Aim of the task: Rewrite everything from the start of the rows down through the line containing "The retractable wing", changing "convertiplane" to "tiltrotor" and leaving the rest untouched.

_____

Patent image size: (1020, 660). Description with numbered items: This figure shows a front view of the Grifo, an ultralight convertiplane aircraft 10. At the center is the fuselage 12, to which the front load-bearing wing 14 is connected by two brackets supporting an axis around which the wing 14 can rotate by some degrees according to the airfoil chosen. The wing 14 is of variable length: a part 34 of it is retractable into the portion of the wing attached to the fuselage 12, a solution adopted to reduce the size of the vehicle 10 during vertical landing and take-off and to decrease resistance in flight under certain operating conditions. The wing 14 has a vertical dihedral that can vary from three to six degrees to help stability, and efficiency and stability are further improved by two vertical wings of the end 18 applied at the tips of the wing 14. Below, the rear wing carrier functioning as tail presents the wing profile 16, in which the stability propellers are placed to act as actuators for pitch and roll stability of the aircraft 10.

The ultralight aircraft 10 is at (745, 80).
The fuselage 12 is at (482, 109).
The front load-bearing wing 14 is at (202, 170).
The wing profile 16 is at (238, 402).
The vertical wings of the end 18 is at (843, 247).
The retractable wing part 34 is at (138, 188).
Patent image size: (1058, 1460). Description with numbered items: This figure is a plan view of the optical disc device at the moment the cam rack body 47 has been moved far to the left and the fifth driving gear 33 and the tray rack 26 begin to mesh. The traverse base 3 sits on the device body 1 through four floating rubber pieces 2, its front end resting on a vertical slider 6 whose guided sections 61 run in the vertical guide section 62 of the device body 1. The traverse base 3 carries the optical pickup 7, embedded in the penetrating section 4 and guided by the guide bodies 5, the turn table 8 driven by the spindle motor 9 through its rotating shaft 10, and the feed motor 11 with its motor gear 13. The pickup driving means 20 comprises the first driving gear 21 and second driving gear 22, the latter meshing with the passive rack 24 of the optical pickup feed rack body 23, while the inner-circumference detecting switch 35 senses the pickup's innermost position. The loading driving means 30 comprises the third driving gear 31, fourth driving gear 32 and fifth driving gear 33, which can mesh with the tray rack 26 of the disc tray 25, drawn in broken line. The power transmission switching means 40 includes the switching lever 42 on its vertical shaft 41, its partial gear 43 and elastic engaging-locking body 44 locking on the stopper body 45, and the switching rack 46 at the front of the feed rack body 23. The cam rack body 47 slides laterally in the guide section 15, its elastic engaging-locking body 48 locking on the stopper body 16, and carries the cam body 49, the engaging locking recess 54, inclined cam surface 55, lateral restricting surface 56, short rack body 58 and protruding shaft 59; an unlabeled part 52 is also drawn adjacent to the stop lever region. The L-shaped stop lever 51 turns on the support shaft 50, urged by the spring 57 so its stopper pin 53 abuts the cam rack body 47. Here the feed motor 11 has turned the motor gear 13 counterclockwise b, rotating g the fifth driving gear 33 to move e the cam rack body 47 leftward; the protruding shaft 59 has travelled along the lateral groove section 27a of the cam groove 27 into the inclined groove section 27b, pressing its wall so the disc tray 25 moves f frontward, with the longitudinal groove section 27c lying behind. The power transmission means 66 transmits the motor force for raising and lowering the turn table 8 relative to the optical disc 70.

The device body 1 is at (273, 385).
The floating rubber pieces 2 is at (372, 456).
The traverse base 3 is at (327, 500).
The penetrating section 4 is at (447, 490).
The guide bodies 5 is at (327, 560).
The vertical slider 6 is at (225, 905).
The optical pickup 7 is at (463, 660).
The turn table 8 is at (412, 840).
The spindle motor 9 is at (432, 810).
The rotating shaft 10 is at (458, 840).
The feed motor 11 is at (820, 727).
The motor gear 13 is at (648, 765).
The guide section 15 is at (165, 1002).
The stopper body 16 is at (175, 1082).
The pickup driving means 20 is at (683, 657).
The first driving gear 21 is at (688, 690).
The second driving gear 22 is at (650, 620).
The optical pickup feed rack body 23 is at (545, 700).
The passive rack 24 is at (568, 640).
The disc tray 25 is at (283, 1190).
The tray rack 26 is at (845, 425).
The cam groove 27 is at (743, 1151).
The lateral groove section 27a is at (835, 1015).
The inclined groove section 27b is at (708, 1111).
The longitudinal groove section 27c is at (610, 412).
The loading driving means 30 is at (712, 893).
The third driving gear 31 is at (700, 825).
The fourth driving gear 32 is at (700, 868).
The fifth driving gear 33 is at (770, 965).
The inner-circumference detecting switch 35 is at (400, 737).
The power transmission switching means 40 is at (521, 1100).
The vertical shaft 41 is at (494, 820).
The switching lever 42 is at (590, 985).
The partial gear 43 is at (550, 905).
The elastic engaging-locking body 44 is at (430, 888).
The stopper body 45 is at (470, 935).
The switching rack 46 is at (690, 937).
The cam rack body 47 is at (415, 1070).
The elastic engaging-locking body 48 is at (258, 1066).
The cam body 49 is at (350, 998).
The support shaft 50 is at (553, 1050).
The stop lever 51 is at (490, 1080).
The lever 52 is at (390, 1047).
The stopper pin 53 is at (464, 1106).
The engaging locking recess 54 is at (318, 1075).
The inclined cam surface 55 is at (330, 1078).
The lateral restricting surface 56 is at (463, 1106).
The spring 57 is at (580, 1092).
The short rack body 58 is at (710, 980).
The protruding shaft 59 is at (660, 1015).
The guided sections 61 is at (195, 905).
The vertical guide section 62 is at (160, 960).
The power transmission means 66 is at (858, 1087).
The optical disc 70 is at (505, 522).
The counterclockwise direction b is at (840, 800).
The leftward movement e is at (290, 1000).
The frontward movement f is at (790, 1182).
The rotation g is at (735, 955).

_____

Solution to this task:
Patent image size: (1020, 660). Description with numbered items: This figure shows a front view of the Grifo, an ultralight tiltrotor aircraft 10. At the center is the fuselage 12, to which the front load-bearing wing 14 is connected by two brackets supporting an axis around which the wing 14 can rotate by some degrees according to the airfoil chosen. The wing 14 is of variable length: a part 34 of it is retractable into the portion of the wing attached to the fuselage 12, a solution adopted to reduce the size of the vehicle 10 during vertical landing and take-off and to decrease resistance in flight under certain operating conditions. The wing 14 has a vertical dihedral that can vary from three to six degrees to help stability, and efficiency and stability are further improved by two vertical wings of the end 18 applied at the tips of the wing 14. Below, the rear wing carrier functioning as tail presents the wing profile 16, in which the stability propellers are placed to act as actuators for pitch and roll stability of the aircraft 10.

The ultralight aircraft 10 is at (745, 80).
The fuselage 12 is at (482, 109).
The front load-bearing wing 14 is at (202, 170).
The wing profile 16 is at (238, 402).
The vertical wings of the end 18 is at (843, 247).
The retractable wing part 34 is at (138, 188).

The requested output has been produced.